> EXERCISE REQUIREMENTS: Please reproduce the passage of the CDH deployment record starting at "The emergence of" and ending at "manage CDH clusters.", keeping every word and mark as it stands.

> SOURCE PASSAGE:
* * * * *

A record--Offline deployment of Big Data Platform CDH Cluster

Tags: Cloudera-Manager CDH Hadoop Deploy Cluster

Abstract: Deployment and Management of Hadoop clusters need tools, such as Cloudera Manager. In this article, I compare the tools briefly, and then record the step of deploying CDH cluster offline in detail. Finally, I expound the theory of 'handle delicately'.


Preface

The emergence of Big Data technology led by Apache Hadoop, makes small and medium-sized enterprises also have the ability to handle the storage and processing of big data. At present, there'r lots of Hadoop distributions, such as HUAWEI Distribution, Intel Distribution, Cloudera’s Distribution Including Apache Hadoop (CDH free), and Hortonworks Data Platform (HDP free), etc. All of these are based on the Hadoop Apache Community Edition.

The deployment and management of a Hadoop cluster which has tens or more nodes needs advanced tools. Apache Ambari from Hortonworks is this kind of tools, it provided an easy-to-use RESTfull web site to manage Hadoop. Cloudera also provided a similar tool, Cloudera Manager(CM) to configure, monitor and manage CDH clusters.

The main content of this paper is a record of building a CDH cluster. Special attention is required to choose Cloudera Manager version, which depends on Operating system, el7 isn't supported by Cloudera Manager at this moment. You should follow [the official document][1], otherwise the installation will run into a stone wall.

This paper is based on CentOS 6.5, 64-bit;Cloudera Manager 5.3.6;JDK 1.7.


Deploy CDH

Configure network (All nodes)

  1. [root@cdh-server ~]# vi /etc/sysconfig/network #修改hostname:
  2. NETWORKING=yes
  3. HOSTNAME=cdh-server
  4. [root@cdh-server ~]# vi /etc/hosts #修改ip与主机名的对应关系:
  5. 192.168.180.173 cdh-server
  6. 192.168.180.175 node175
  7. [root@cdh-server ~]# service network restart #重启网络服务生效

Install JDK (All nodes)

* * * * *

> GIVEN INFORMATION:
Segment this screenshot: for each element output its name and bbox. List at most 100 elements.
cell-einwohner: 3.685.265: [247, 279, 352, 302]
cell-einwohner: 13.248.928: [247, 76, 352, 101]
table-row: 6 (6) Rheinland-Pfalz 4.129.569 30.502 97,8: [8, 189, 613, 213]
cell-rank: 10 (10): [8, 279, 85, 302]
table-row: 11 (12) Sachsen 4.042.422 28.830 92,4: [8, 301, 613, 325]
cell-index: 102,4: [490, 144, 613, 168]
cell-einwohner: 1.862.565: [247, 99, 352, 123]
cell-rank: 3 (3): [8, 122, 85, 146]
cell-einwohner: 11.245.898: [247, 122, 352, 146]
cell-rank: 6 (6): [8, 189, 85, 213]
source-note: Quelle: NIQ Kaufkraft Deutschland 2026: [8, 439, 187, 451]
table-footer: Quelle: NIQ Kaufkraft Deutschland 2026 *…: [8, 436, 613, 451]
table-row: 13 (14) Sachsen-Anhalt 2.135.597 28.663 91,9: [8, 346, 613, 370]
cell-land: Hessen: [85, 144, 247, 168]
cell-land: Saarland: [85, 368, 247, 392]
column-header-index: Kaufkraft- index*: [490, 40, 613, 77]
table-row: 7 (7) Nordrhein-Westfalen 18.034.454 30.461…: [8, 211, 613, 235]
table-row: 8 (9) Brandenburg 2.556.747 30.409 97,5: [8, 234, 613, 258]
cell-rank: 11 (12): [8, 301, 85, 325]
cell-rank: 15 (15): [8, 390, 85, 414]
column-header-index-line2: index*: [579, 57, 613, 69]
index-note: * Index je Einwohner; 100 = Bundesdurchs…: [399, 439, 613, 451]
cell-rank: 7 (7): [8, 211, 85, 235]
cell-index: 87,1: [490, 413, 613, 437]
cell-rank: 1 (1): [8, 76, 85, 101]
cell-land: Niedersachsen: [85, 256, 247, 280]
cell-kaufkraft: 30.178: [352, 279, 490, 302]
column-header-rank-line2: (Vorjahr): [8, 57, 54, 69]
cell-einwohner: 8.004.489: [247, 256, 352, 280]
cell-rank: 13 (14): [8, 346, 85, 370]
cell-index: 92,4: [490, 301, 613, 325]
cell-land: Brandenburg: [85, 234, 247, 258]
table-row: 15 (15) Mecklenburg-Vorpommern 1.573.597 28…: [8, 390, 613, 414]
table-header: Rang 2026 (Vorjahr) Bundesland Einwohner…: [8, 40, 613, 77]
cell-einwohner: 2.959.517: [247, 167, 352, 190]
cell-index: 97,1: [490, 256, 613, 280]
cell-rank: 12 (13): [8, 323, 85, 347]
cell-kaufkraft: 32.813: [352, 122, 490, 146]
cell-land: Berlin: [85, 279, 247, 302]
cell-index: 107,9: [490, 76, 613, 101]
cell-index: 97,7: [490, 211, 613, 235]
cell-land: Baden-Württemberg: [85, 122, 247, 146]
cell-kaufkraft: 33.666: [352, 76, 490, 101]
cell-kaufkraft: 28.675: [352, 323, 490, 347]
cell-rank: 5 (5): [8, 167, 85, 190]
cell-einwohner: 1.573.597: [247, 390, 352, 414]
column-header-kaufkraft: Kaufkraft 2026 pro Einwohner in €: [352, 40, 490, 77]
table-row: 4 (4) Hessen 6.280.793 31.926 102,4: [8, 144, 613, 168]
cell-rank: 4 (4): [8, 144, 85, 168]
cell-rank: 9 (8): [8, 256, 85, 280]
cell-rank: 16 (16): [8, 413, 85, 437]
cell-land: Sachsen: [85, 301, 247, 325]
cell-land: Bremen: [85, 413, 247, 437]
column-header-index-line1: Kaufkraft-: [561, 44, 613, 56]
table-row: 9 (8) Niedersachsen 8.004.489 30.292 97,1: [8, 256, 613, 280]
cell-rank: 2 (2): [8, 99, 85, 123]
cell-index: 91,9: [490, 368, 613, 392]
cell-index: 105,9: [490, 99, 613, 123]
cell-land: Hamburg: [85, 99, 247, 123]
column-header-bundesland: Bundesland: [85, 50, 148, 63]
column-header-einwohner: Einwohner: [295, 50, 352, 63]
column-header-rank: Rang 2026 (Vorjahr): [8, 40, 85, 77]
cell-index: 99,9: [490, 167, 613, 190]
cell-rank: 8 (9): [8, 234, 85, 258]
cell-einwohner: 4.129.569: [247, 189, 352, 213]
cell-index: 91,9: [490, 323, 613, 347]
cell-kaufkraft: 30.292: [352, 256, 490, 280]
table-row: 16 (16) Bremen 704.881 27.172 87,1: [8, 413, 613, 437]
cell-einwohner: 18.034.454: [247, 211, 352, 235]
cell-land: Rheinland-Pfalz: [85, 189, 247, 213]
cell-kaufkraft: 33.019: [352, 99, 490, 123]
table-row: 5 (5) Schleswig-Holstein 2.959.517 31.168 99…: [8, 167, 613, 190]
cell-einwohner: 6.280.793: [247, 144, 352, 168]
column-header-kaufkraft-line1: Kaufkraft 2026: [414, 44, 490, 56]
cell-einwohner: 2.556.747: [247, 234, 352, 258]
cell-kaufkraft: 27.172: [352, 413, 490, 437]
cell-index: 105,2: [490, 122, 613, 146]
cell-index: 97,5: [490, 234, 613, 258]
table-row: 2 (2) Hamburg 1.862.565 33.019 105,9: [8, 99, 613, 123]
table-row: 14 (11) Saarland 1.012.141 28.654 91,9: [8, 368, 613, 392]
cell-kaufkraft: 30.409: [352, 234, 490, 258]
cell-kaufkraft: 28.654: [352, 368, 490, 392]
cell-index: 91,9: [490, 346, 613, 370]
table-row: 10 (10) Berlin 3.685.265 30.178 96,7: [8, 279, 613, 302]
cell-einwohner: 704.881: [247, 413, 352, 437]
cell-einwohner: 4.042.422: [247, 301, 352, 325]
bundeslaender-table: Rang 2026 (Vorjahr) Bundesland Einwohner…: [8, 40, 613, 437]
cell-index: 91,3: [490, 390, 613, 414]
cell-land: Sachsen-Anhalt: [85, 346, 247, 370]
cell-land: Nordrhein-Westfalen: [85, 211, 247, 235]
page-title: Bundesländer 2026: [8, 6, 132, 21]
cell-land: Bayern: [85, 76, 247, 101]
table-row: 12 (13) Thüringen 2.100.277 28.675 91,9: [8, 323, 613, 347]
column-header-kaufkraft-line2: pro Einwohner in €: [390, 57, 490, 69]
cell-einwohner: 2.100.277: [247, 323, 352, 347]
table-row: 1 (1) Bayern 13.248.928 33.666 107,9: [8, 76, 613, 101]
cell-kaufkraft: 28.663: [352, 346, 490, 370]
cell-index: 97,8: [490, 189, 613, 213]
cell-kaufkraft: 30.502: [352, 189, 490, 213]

* * * * *

> OUTPUT OF THE TASK:
The emergence of Big Data technology led by Apache Hadoop, makes small and medium-sized enterprises also have the ability to handle the storage and processing of big data. At present, there'r lots of Hadoop distributions, such as HUAWEI Distribution, Intel Distribution, Cloudera’s Distribution Including Apache Hadoop (CDH free), and Hortonworks Data Platform (HDP free), etc. All of these are based on the Hadoop Apache Community Edition.

The deployment and management of a Hadoop cluster which has tens or more nodes needs advanced tools. Apache Ambari from Hortonworks is this kind of tools, it provided an easy-to-use RESTfull web site to manage Hadoop. Cloudera also provided a similar tool, Cloudera Manager(CM) to configure, monitor and manage CDH clusters.